Where a line contains the string "также", copy that line.

:: Input rows

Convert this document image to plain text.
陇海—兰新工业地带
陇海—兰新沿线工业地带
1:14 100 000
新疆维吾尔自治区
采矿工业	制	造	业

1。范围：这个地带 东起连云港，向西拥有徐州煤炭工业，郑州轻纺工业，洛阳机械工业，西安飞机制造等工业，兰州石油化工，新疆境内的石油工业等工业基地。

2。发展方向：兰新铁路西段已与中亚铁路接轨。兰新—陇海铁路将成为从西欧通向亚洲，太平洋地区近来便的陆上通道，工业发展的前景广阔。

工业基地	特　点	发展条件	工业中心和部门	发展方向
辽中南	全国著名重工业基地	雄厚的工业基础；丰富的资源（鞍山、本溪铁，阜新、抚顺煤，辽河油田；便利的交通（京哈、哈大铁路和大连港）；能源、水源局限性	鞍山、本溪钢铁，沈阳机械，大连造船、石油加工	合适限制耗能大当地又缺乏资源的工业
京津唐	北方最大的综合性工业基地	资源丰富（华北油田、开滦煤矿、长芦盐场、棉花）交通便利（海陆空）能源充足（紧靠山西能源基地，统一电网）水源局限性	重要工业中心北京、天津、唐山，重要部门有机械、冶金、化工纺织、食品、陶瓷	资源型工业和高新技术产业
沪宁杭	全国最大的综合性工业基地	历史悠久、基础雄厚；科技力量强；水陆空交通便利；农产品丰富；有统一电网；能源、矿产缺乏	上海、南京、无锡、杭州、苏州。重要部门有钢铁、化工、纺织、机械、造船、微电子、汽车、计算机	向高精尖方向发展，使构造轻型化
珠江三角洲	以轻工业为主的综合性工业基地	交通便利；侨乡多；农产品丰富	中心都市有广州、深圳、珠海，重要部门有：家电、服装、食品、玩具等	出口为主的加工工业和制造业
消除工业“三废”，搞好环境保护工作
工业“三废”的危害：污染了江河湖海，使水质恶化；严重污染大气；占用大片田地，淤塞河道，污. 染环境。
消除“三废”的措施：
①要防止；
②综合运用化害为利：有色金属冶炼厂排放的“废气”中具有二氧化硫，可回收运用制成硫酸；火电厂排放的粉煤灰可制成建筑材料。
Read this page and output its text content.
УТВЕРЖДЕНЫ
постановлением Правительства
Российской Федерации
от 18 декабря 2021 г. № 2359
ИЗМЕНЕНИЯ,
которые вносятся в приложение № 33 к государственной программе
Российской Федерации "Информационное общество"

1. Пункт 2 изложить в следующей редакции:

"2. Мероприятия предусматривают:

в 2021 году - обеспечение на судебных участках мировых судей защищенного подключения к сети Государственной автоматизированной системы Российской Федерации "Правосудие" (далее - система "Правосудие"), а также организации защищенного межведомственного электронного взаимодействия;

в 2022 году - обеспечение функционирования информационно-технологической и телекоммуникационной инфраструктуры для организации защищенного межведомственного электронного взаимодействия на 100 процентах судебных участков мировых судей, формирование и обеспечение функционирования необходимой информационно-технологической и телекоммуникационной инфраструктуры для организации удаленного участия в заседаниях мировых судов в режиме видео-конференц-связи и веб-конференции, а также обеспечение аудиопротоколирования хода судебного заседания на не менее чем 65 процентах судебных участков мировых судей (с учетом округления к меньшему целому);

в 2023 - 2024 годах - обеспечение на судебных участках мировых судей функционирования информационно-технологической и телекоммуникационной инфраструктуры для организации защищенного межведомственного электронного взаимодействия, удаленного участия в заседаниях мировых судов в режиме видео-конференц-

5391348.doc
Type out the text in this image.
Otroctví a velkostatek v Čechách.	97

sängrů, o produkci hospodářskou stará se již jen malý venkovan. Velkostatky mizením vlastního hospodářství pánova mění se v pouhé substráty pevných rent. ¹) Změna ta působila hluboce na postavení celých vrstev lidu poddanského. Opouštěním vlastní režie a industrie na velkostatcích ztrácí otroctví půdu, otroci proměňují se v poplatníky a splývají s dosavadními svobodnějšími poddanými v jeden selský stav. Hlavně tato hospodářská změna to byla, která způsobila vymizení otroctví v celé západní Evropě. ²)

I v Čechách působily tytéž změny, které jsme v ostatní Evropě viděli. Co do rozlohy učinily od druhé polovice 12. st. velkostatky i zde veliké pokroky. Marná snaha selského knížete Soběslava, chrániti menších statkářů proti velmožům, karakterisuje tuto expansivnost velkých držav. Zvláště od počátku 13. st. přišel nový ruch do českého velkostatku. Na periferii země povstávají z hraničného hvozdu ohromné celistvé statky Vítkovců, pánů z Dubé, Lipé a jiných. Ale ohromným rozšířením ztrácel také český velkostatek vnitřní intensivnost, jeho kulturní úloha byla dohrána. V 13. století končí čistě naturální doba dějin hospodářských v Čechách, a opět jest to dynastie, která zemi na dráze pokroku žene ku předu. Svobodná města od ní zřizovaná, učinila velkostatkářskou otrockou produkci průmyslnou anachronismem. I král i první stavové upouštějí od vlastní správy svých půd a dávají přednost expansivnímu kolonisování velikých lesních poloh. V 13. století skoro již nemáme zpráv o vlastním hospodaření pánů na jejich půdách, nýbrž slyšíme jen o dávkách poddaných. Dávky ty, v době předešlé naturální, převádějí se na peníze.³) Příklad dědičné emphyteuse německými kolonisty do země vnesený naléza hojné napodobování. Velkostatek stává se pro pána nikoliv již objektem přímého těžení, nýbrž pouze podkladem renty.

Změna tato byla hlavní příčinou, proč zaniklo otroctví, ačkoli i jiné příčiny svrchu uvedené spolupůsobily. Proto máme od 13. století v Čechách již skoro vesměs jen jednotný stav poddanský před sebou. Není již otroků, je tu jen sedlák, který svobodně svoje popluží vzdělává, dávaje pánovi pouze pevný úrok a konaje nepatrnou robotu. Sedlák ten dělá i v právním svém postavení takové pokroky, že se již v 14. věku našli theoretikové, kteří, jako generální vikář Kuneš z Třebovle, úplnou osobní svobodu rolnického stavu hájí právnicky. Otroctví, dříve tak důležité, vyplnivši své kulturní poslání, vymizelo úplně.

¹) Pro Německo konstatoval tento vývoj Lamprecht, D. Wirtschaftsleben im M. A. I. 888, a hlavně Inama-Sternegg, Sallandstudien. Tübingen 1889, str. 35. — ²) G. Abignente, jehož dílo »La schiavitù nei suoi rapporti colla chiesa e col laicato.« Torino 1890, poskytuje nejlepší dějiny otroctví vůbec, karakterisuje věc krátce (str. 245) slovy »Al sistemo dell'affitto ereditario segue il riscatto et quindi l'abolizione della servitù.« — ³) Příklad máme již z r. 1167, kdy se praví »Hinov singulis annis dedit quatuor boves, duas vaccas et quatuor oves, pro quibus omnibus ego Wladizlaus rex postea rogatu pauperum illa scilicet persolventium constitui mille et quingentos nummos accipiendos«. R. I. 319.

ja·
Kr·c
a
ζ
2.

::::

- Reply to the exercise:
в 2021 году - обеспечение на судебных участках мировых судей защищенного подключения к сети Государственной автоматизированной системы Российской Федерации "Правосудие" (далее - система "Правосудие"), а также организации защищенного межведомственного электронного взаимодействия;
в 2022 году - обеспечение функционирования информационно-технологической и телекоммуникационной инфраструктуры для организации защищенного межведомственного электронного взаимодействия на 100 процентах судебных участков мировых судей, формирование и обеспечение функционирования необходимой информационно-технологической и телекоммуникационной инфраструктуры для организации удаленного участия в заседаниях мировых судов в режиме видео-конференц-связи и веб-конференции, а также обеспечение аудиопротоколирования хода судебного заседания на не менее чем 65 процентах судебных участков мировых судей (с учетом округления к меньшему целому);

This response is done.